(Records from a data source)
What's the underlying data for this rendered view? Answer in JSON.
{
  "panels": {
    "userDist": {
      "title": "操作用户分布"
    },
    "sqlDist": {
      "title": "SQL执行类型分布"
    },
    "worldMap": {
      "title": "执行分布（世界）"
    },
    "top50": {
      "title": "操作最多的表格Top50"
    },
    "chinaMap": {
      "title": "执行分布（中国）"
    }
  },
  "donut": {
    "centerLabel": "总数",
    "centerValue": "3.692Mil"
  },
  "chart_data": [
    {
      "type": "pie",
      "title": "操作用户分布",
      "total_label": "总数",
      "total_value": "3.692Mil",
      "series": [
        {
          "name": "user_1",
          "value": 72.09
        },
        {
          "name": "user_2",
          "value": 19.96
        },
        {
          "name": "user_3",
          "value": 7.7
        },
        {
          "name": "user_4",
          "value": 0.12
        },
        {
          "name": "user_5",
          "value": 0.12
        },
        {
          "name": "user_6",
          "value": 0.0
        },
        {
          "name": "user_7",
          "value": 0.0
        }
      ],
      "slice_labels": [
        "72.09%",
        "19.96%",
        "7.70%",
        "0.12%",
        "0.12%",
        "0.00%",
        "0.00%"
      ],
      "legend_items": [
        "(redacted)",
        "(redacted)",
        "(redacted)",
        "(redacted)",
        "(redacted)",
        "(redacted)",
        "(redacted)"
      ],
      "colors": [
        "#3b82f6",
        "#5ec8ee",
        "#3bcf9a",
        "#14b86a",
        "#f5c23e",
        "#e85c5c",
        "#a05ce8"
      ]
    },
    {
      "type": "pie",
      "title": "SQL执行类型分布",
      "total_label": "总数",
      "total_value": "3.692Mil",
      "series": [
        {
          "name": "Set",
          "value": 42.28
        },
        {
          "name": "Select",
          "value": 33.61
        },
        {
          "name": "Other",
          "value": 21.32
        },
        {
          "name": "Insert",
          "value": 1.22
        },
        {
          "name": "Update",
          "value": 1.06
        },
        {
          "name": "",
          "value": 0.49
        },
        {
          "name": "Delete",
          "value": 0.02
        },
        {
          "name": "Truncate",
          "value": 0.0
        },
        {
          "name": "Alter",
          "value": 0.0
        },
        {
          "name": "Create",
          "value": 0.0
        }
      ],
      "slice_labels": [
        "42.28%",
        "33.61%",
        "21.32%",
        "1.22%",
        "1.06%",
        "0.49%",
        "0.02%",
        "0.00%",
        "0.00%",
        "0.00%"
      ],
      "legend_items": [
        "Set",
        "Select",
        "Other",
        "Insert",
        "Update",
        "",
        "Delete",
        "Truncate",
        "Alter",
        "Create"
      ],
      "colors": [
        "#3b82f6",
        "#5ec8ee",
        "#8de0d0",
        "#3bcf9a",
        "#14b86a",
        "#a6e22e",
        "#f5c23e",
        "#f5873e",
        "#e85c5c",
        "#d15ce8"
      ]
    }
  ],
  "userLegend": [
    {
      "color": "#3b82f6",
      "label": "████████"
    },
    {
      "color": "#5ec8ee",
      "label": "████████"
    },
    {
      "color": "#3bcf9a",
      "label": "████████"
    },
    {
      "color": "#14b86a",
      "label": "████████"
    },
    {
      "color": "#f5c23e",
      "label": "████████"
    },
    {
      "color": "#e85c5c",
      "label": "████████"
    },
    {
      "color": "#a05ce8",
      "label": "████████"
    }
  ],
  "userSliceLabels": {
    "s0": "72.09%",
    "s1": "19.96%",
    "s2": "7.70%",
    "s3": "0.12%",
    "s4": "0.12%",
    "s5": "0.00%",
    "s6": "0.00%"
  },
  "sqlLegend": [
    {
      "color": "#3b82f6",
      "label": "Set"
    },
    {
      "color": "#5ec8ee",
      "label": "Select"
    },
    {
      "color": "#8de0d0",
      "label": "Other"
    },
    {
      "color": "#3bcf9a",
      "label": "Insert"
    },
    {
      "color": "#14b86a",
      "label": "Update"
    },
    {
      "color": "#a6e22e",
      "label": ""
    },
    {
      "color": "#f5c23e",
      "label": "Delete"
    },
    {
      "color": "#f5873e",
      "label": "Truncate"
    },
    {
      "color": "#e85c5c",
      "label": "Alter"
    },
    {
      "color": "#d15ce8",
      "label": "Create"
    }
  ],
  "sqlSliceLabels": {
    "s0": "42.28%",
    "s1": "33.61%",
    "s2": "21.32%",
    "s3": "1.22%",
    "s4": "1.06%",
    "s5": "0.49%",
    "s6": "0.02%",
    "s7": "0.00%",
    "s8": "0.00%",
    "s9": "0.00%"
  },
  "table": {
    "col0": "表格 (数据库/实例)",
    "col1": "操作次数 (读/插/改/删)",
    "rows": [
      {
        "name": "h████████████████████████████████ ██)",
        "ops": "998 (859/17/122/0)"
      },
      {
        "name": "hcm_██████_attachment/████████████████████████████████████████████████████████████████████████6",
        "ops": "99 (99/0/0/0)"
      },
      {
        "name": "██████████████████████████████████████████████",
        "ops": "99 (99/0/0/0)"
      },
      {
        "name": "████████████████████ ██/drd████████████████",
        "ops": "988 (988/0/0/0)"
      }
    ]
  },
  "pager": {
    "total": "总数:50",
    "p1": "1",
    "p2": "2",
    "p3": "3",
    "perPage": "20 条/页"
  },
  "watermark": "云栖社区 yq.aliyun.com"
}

◆ Exercise instructions ◆
Reproduce the listing above word for word.

◆ Exercise response ◆
What's the underlying data for this rendered view? Answer in JSON.
{
  "panels": {
    "userDist": {
      "title": "操作用户分布"
    },
    "sqlDist": {
      "title": "SQL执行类型分布"
    },
    "worldMap": {
      "title": "执行分布（世界）"
    },
    "top50": {
      "title": "操作最多的表格Top50"
    },
    "chinaMap": {
      "title": "执行分布（中国）"
    }
  },
  "donut": {
    "centerLabel": "总数",
    "centerValue": "3.692Mil"
  },
  "chart_data": [
    {
      "type": "pie",
      "title": "操作用户分布",
      "total_label": "总数",
      "total_value": "3.692Mil",
      "series": [
        {
          "name": "user_1",
          "value": 72.09
        },
        {
          "name": "user_2",
          "value": 19.96
        },
        {
          "name": "user_3",
          "value": 7.7
        },
        {
          "name": "user_4",
          "value": 0.12
        },
        {
          "name": "user_5",
          "value": 0.12
        },
        {
          "name": "user_6",
          "value": 0.0
        },
        {
          "name": "user_7",
          "value": 0.0
        }
      ],
      "slice_labels": [
        "72.09%",
        "19.96%",
        "7.70%",
        "0.12%",
        "0.12%",
        "0.00%",
        "0.00%"
      ],
      "legend_items": [
        "(redacted)",
        "(redacted)",
        "(redacted)",
        "(redacted)",
        "(redacted)",
        "(redacted)",
        "(redacted)"
      ],
      "colors": [
        "#3b82f6",
        "#5ec8ee",
        "#3bcf9a",
        "#14b86a",
        "#f5c23e",
        "#e85c5c",
        "#a05ce8"
      ]
    },
    {
      "type": "pie",
      "title": "SQL执行类型分布",
      "total_label": "总数",
      "total_value": "3.692Mil",
      "series": [
        {
          "name": "Set",
          "value": 42.28
        },
        {
          "name": "Select",
          "value": 33.61
        },
        {
          "name": "Other",
          "value": 21.32
        },
        {
          "name": "Insert",
          "value": 1.22
        },
        {
          "name": "Update",
          "value": 1.06
        },
        {
          "name": "",
          "value": 0.49
        },
        {
          "name": "Delete",
          "value": 0.02
        },
        {
          "name": "Truncate",
          "value": 0.0
        },
        {
          "name": "Alter",
          "value": 0.0
        },
        {
          "name": "Create",
          "value": 0.0
        }
      ],
      "slice_labels": [
        "42.28%",
        "33.61%",
        "21.32%",
        "1.22%",
        "1.06%",
        "0.49%",
        "0.02%",
        "0.00%",
        "0.00%",
        "0.00%"
      ],
      "legend_items": [
        "Set",
        "Select",
        "Other",
        "Insert",
        "Update",
        "",
        "Delete",
        "Truncate",
        "Alter",
        "Create"
      ],
      "colors": [
        "#3b82f6",
        "#5ec8ee",
        "#8de0d0",
        "#3bcf9a",
        "#14b86a",
        "#a6e22e",
        "#f5c23e",
        "#f5873e",
        "#e85c5c",
        "#d15ce8"
      ]
    }
  ],
  "userLegend": [
    {
      "color": "#3b82f6",
      "label": "████████"
    },
    {
      "color": "#5ec8ee",
      "label": "████████"
    },
    {
      "color": "#3bcf9a",
      "label": "████████"
    },
    {
      "color": "#14b86a",
      "label": "████████"
    },
    {
      "color": "#f5c23e",
      "label": "████████"
    },
    {
      "color": "#e85c5c",
      "label": "████████"
    },
    {
      "color": "#a05ce8",
      "label": "████████"
    }
  ],
  "userSliceLabels": {
    "s0": "72.09%",
    "s1": "19.96%",
    "s2": "7.70%",
    "s3": "0.12%",
    "s4": "0.12%",
    "s5": "0.00%",
    "s6": "0.00%"
  },
  "sqlLegend": [
    {
      "color": "#3b82f6",
      "label": "Set"
    },
    {
      "color": "#5ec8ee",
      "label": "Select"
    },
    {
      "color": "#8de0d0",
      "label": "Other"
    },
    {
      "color": "#3bcf9a",
      "label": "Insert"
    },
    {
      "color": "#14b86a",
      "label": "Update"
    },
    {
      "color": "#a6e22e",
      "label": ""
    },
    {
      "color": "#f5c23e",
      "label": "Delete"
    },
    {
      "color": "#f5873e",
      "label": "Truncate"
    },
    {
      "color": "#e85c5c",
      "label": "Alter"
    },
    {
      "color": "#d15ce8",
      "label": "Create"
    }
  ],
  "sqlSliceLabels": {
    "s0": "42.28%",
    "s1": "33.61%",
    "s2": "21.32%",
    "s3": "1.22%",
    "s4": "1.06%",
    "s5": "0.49%",
    "s6": "0.02%",
    "s7": "0.00%",
    "s8": "0.00%",
    "s9": "0.00%"
  },
  "table": {
    "col0": "表格 (数据库/实例)",
    "col1": "操作次数 (读/插/改/删)",
    "rows": [
      {
        "name": "h████████████████████████████████ ██)",
        "ops": "998 (859/17/122/0)"
      },
      {
        "name": "hcm_██████_attachment/████████████████████████████████████████████████████████████████████████6",
        "ops": "99 (99/0/0/0)"
      },
      {
        "name": "██████████████████████████████████████████████",
        "ops": "99 (99/0/0/0)"
      },
      {
        "name": "████████████████████ ██/drd████████████████",
        "ops": "988 (988/0/0/0)"
      }
    ]
  },
  "pager": {
    "total": "总数:50",
    "p1": "1",
    "p2": "2",
    "p3": "3",
    "perPage": "20 条/页"
  },
  "watermark": "云栖社区 yq.aliyun.com"
}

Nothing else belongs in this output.